Please transcribe the data that follows without the pictures, keeping every word the same.
+++ WORKING DATA +++
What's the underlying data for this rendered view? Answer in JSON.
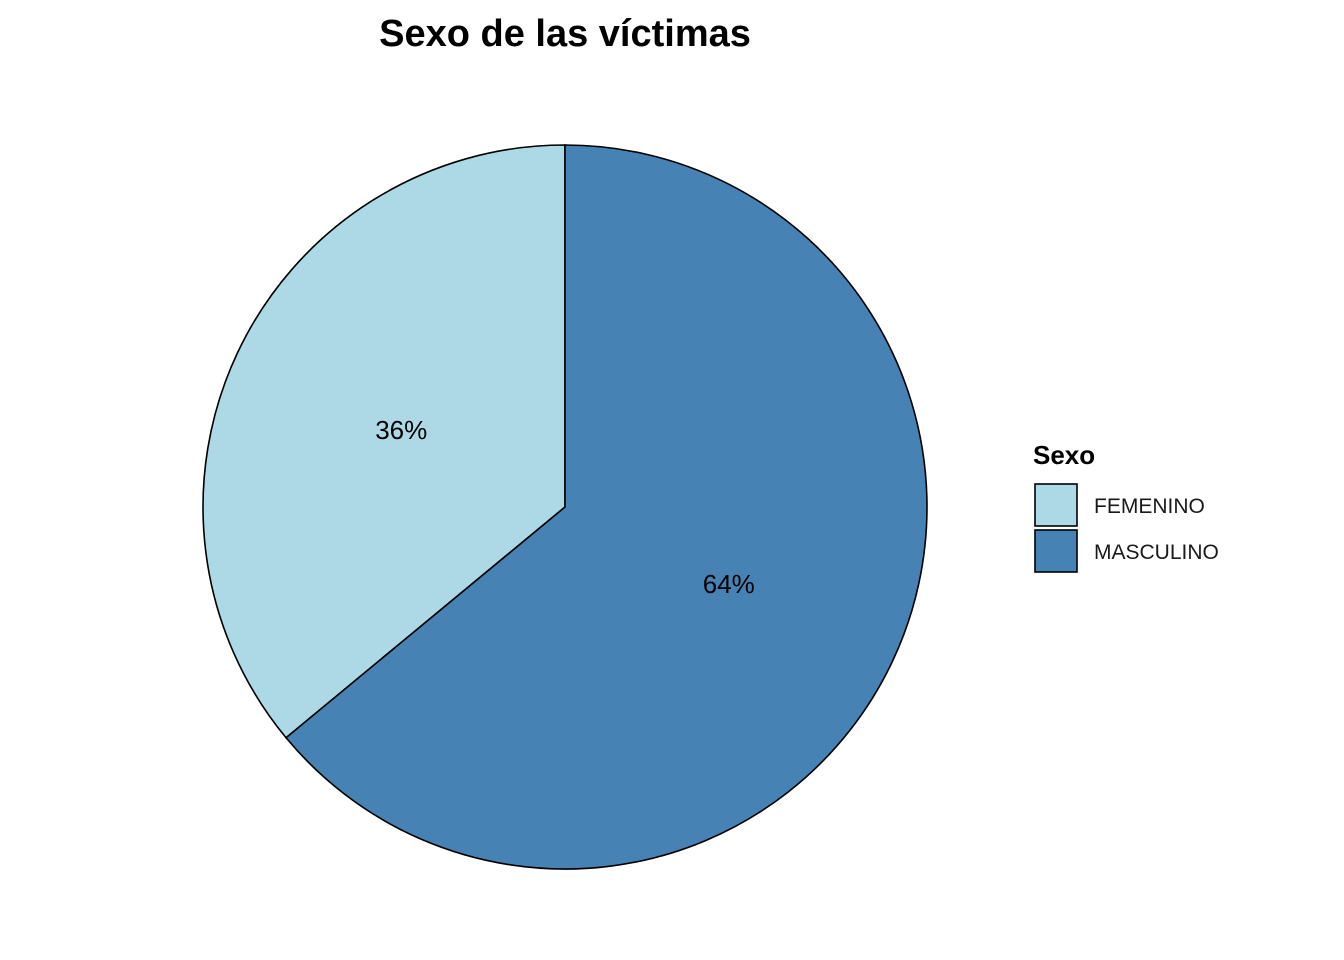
{
  "chart_data": {
    "type": "pie",
    "title": "Sexo de las víctimas",
    "legend": {
      "title": "Sexo",
      "placement": "right"
    },
    "slices": [
      {
        "name": "FEMENINO",
        "value": 36,
        "label": "36%",
        "color": "#ADD8E6"
      },
      {
        "name": "MASCULINO",
        "value": 64,
        "label": "64%",
        "color": "#4682B4"
      }
    ]
  }
}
+++
RESPONSE:
What's the underlying data for this rendered view? Answer in JSON.
{
  "chart_data": {
    "type": "pie",
    "title": "Sexo de las víctimas",
    "legend": {
      "title": "Sexo",
      "placement": "right"
    },
    "slices": [
      {
        "name": "FEMENINO",
        "value": 36,
        "label": "36%",
        "color": "#ADD8E6"
      },
      {
        "name": "MASCULINO",
        "value": 64,
        "label": "64%",
        "color": "#4682B4"
      }
    ]
  }
}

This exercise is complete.